§ Verilen talimat A:
Kayıtların başından "file-list[interactable]: ^ 名称" geçen satıra kadar (o satır da dahil) uzanan satırları yeniden yaz ve bu satırlarda "excel-file-icon" yerine "csv-file-icon" koy. Başka hiçbir şeyi değiştirme, yalnızca bu satırları ver.

… EVDEN UZAKTA OLMAK...
Hayal ettiğim gibi değilmiş… Hâlâ alışamadım..
İçimde bir boşluk var, kendimi korumasız hissediyorum.
Arkadaşlarımın arasında keyifli olmam gerekirken ben kendimi yalnız ve huzursuz
hissediyorum.
Ailemden uzakta sanki kocaman bir boşluktayım..
Burada, hayatın temposu, sosyal ortam, arkadaşlık
ilişkileri, ev düzeni, mutfak düzeni, aklınıza gelebilecek her şey benim
alıştığım düzenden çok farklı. Fransızca iletişim kurmak ise ayrı bir uğraş…
Ayla teyze, Avril ve Cher’ in anneleri bile benimle Türkçe
konuşmuyor. Benim pratik yapmam için bu önemliymiş.. Şüphesiz benim için iyi
oluyor ama bunaldım…
Gerçekten bunaldım..
Geçen hafta sonu
annemi aradım, biraz benimle ilgilenmesini, Ayla teyze ile konuşup
hayatımı düzenlemesini rica ettim.
Aldığım cevap beni şaşırttı ve üzdü, iki gün boyunca hem
ağladım, hem düşündüm. Bir yandan da ev halkına bir şey belli etmemeye
çalıştım.
Annemin bana cevabı aynen şöyle oldu;
“ Güzeller güzeli oğlum benim, sen artık büyüdün. Kendi
kararlarını vermeyi ve işlerini yoluna
koymayı öğrenmelisin. İhtiyacın olduğu zaman elbette bana danışacaksın, ben de
sana elimden geldiği kadar yol göstereceğim… Ama artık hayatının sorumluluğunu
taşımasını öğrenmelisin.. Bu yolda zaman zaman yanlış yapacaksın, belki
üzüleceksin… Bunlar hayatın bir parçası, her an bir başkasının koruması altında
yola devam edemezsin. Ben sana güveniyorum, biliyorsun ki zamanı geldiğine
inandığım için senin bu deneyimi yaşamana izin verdim. Benim sana güvendiğim
gibi sen de kendine güven lütfen. Her zaman kendini kibar bir şekilde ifade et,
tercihlerini söyle.. Kendi değerini bil ve etrafındakilere saygı göster,
kimseyi yargılama. Sen benim en değerli hazinemsin, her zaman yanındayım ama
sen kendi yolunda ilerlemelisin… “
Bu yazdıklarım telefon konuşmamızın bir özeti. Aralarda hep
“ama anneeeee ! “ dedim durdum, boş ümitler içinde çırpınan salaklar gibi..

§ Veriler:
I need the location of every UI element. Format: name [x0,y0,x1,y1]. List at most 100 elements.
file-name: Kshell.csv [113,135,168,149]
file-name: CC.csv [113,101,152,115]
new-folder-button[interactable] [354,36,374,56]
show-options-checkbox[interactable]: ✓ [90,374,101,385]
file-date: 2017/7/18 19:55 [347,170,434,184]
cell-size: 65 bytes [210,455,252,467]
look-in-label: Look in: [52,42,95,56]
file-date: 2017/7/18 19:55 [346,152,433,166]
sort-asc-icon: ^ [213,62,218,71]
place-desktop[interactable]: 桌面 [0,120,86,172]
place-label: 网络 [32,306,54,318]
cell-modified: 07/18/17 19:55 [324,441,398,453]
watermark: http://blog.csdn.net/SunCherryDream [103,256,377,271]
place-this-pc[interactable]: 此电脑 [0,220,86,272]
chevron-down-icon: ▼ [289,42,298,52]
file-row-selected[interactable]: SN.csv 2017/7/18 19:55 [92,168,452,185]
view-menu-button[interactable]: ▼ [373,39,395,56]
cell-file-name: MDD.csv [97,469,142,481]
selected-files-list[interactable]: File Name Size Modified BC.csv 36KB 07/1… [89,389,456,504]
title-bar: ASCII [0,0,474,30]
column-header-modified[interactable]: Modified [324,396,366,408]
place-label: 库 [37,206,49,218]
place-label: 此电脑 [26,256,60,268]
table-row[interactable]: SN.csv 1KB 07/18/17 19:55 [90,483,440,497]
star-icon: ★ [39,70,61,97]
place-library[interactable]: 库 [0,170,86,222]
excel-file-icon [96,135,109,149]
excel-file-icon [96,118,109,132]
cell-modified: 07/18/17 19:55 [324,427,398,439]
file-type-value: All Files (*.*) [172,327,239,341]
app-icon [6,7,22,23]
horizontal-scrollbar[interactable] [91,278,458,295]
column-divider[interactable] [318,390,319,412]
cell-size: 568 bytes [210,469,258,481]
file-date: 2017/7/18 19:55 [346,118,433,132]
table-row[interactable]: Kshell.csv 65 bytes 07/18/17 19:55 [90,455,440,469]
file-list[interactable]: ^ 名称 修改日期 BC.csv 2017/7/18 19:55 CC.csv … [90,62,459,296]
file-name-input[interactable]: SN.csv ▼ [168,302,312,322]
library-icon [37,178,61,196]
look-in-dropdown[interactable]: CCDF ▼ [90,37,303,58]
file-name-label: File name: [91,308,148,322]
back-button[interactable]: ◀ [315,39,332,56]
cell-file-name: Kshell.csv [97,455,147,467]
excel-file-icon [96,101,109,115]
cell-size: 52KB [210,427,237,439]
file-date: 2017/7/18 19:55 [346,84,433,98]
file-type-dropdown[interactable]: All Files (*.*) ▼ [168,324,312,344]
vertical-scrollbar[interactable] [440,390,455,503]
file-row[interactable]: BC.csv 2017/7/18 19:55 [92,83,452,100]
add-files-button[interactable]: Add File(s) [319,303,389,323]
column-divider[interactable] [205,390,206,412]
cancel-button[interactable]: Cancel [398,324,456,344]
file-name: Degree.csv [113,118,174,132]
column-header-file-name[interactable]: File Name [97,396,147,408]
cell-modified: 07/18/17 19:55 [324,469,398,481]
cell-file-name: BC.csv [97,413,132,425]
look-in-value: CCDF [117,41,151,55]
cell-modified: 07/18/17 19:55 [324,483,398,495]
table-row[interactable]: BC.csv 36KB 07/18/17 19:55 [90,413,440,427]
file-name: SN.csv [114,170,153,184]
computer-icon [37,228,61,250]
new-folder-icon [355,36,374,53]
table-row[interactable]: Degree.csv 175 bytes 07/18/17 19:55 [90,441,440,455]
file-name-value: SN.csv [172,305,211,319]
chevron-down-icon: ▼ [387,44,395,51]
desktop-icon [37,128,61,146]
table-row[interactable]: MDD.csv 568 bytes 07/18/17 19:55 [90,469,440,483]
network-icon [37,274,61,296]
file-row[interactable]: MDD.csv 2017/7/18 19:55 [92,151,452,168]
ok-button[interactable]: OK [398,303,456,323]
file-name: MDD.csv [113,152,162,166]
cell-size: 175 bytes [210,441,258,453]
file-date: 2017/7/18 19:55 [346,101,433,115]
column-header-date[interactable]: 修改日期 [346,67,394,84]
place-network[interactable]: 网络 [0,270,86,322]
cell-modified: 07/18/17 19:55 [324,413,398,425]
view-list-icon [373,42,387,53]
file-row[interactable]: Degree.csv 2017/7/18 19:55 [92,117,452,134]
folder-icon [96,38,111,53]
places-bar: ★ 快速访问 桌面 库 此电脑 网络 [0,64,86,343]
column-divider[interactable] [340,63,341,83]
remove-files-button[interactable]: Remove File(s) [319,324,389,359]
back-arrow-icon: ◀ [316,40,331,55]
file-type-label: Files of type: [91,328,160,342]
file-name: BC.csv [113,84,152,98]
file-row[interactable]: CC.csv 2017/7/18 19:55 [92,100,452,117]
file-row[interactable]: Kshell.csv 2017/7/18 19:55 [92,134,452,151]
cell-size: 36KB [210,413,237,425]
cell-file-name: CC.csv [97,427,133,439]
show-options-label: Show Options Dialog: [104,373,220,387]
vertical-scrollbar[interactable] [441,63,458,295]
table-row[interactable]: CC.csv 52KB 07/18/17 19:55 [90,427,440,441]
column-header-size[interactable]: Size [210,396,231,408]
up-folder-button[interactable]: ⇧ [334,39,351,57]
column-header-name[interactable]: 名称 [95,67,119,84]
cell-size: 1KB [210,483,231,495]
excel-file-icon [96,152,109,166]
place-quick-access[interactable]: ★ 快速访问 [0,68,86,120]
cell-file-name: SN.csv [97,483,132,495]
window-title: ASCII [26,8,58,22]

§ Verilen talimat B:
Lütfen evden uzakta olmak üzerine yazıdan "Burada, hayatın temposu, sosyal" sözlerinden "düzenlemesini rica ettim." sözlerine kadar olan bölümü, iki ucu da dahil ederek aynen aktar.

§ Yazılı yanıt A:
I need the location of every UI element. Format: name [x0,y0,x1,y1]. List at most 100 elements.
file-name: Kshell.csv [113,135,168,149]
file-name: CC.csv [113,101,152,115]
new-folder-button[interactable] [354,36,374,56]
show-options-checkbox[interactable]: ✓ [90,374,101,385]
file-date: 2017/7/18 19:55 [347,170,434,184]
cell-size: 65 bytes [210,455,252,467]
look-in-label: Look in: [52,42,95,56]
file-date: 2017/7/18 19:55 [346,152,433,166]
sort-asc-icon: ^ [213,62,218,71]
place-desktop[interactable]: 桌面 [0,120,86,172]
place-label: 网络 [32,306,54,318]
cell-modified: 07/18/17 19:55 [324,441,398,453]
watermark: http://blog.csdn.net/SunCherryDream [103,256,377,271]
place-this-pc[interactable]: 此电脑 [0,220,86,272]
chevron-down-icon: ▼ [289,42,298,52]
file-row-selected[interactable]: SN.csv 2017/7/18 19:55 [92,168,452,185]
view-menu-button[interactable]: ▼ [373,39,395,56]
cell-file-name: MDD.csv [97,469,142,481]
selected-files-list[interactable]: File Name Size Modified BC.csv 36KB 07/1… [89,389,456,504]
title-bar: ASCII [0,0,474,30]
column-header-modified[interactable]: Modified [324,396,366,408]
place-label: 库 [37,206,49,218]
place-label: 此电脑 [26,256,60,268]
table-row[interactable]: SN.csv 1KB 07/18/17 19:55 [90,483,440,497]
star-icon: ★ [39,70,61,97]
place-library[interactable]: 库 [0,170,86,222]
csv-file-icon [96,135,109,149]
csv-file-icon [96,118,109,132]
cell-modified: 07/18/17 19:55 [324,427,398,439]
file-type-value: All Files (*.*) [172,327,239,341]
app-icon [6,7,22,23]
horizontal-scrollbar[interactable] [91,278,458,295]
column-divider[interactable] [318,390,319,412]
cell-size: 568 bytes [210,469,258,481]
file-date: 2017/7/18 19:55 [346,118,433,132]
table-row[interactable]: Kshell.csv 65 bytes 07/18/17 19:55 [90,455,440,469]
file-list[interactable]: ^ 名称 修改日期 BC.csv 2017/7/18 19:55 CC.csv … [90,62,459,296]

§ Yazılı yanıt B:
Burada, hayatın temposu, sosyal ortam, arkadaşlık
ilişkileri, ev düzeni, mutfak düzeni, aklınıza gelebilecek her şey benim
alıştığım düzenden çok farklı. Fransızca iletişim kurmak ise ayrı bir uğraş…
Ayla teyze, Avril ve Cher’ in anneleri bile benimle Türkçe
konuşmuyor. Benim pratik yapmam için bu önemliymiş.. Şüphesiz benim için iyi
oluyor ama bunaldım…
Gerçekten bunaldım..
Geçen hafta sonu
annemi aradım, biraz benimle ilgilenmesini, Ayla teyze ile konuşup
hayatımı düzenlemesini rica ettim.